** Start of ENTRIES **
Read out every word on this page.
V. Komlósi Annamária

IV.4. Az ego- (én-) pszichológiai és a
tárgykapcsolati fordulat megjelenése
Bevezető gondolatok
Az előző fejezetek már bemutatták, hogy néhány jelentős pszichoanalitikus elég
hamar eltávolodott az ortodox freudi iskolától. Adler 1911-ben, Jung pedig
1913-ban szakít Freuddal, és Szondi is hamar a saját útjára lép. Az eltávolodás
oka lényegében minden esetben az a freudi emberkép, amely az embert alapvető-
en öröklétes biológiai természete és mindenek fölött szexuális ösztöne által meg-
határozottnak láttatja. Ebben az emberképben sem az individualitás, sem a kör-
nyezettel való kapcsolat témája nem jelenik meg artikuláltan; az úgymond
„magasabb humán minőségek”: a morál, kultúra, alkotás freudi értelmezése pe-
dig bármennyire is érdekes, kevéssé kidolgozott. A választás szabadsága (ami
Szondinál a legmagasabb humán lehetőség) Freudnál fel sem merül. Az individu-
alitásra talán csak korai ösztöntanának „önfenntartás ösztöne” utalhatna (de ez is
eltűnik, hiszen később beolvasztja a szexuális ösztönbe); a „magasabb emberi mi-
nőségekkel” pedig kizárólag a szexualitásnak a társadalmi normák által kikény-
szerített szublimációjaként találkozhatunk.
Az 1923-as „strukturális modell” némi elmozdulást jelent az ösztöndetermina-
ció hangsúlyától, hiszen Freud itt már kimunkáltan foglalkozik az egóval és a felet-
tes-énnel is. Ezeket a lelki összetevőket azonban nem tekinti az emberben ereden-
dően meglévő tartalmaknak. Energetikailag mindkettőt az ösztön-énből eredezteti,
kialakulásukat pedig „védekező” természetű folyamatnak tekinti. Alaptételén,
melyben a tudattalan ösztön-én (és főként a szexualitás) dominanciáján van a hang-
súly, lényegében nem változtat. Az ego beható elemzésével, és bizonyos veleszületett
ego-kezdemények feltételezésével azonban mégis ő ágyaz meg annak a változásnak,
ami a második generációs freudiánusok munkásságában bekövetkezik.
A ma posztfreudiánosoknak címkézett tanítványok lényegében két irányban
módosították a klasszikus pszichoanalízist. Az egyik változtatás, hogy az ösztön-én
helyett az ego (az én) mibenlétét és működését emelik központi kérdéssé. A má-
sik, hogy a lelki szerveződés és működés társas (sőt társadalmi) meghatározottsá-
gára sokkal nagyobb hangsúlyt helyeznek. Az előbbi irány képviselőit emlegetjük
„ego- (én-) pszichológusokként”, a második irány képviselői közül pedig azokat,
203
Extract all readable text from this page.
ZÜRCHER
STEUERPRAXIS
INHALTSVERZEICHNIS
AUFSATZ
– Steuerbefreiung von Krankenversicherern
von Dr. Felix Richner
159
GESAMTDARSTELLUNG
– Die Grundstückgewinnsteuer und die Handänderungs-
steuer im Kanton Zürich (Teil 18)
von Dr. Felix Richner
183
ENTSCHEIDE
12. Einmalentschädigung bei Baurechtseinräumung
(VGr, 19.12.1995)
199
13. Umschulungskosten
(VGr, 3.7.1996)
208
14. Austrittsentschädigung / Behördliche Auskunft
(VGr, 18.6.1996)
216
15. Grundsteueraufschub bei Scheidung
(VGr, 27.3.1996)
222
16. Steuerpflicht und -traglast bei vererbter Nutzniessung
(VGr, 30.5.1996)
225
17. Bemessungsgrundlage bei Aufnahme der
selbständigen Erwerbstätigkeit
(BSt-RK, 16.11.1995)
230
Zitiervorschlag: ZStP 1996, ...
** End of ENTRIES **
**PROBLEM TO WORK ON**
Extract all of the data shown above without alteration.

**PROBLEM SOLUTION**
Read out every word on this page.
V. Komlósi Annamária

IV.4. Az ego- (én-) pszichológiai és a
tárgykapcsolati fordulat megjelenése
Bevezető gondolatok
Az előző fejezetek már bemutatták, hogy néhány jelentős pszichoanalitikus elég
hamar eltávolodott az ortodox freudi iskolától. Adler 1911-ben, Jung pedig
1913-ban szakít Freuddal, és Szondi is hamar a saját útjára lép. Az eltávolodás
oka lényegében minden esetben az a freudi emberkép, amely az embert alapvető-
en öröklétes biológiai természete és mindenek fölött szexuális ösztöne által meg-
határozottnak láttatja. Ebben az emberképben sem az individualitás, sem a kör-
nyezettel való kapcsolat témája nem jelenik meg artikuláltan; az úgymond
„magasabb humán minőségek”: a morál, kultúra, alkotás freudi értelmezése pe-
dig bármennyire is érdekes, kevéssé kidolgozott. A választás szabadsága (ami
Szondinál a legmagasabb humán lehetőség) Freudnál fel sem merül. Az individu-
alitásra talán csak korai ösztöntanának „önfenntartás ösztöne” utalhatna (de ez is
eltűnik, hiszen később beolvasztja a szexuális ösztönbe); a „magasabb emberi mi-
nőségekkel” pedig kizárólag a szexualitásnak a társadalmi normák által kikény-
szerített szublimációjaként találkozhatunk.
Az 1923-as „strukturális modell” némi elmozdulást jelent az ösztöndetermina-
ció hangsúlyától, hiszen Freud itt már kimunkáltan foglalkozik az egóval és a felet-
tes-énnel is. Ezeket a lelki összetevőket azonban nem tekinti az emberben ereden-
dően meglévő tartalmaknak. Energetikailag mindkettőt az ösztön-énből eredezteti,
kialakulásukat pedig „védekező” természetű folyamatnak tekinti. Alaptételén,
melyben a tudattalan ösztön-én (és főként a szexualitás) dominanciáján van a hang-
súly, lényegében nem változtat. Az ego beható elemzésével, és bizonyos veleszületett
ego-kezdemények feltételezésével azonban mégis ő ágyaz meg annak a változásnak,
ami a második generációs freudiánusok munkásságában bekövetkezik.
A ma posztfreudiánosoknak címkézett tanítványok lényegében két irányban
módosították a klasszikus pszichoanalízist. Az egyik változtatás, hogy az ösztön-én
helyett az ego (az én) mibenlétét és működését emelik központi kérdéssé. A má-
sik, hogy a lelki szerveződés és működés társas (sőt társadalmi) meghatározottsá-
gára sokkal nagyobb hangsúlyt helyeznek. Az előbbi irány képviselőit emlegetjük
„ego- (én-) pszichológusokként”, a második irány képviselői közül pedig azokat,
203
Extract all readable text from this page.
ZÜRCHER
STEUERPRAXIS
INHALTSVERZEICHNIS
AUFSATZ
– Steuerbefreiung von Krankenversicherern
von Dr. Felix Richner
159
GESAMTDARSTELLUNG
– Die Grundstückgewinnsteuer und die Handänderungs-
steuer im Kanton Zürich (Teil 18)
von Dr. Felix Richner
183
ENTSCHEIDE
12. Einmalentschädigung bei Baurechtseinräumung
(VGr, 19.12.1995)
199
13. Umschulungskosten
(VGr, 3.7.1996)
208
14. Austrittsentschädigung / Behördliche Auskunft
(VGr, 18.6.1996)
216
15. Grundsteueraufschub bei Scheidung
(VGr, 27.3.1996)
222
16. Steuerpflicht und -traglast bei vererbter Nutzniessung
(VGr, 30.5.1996)
225
17. Bemessungsgrundlage bei Aufnahme der
selbständigen Erwerbstätigkeit
(BSt-RK, 16.11.1995)
230
Zitiervorschlag: ZStP 1996, ...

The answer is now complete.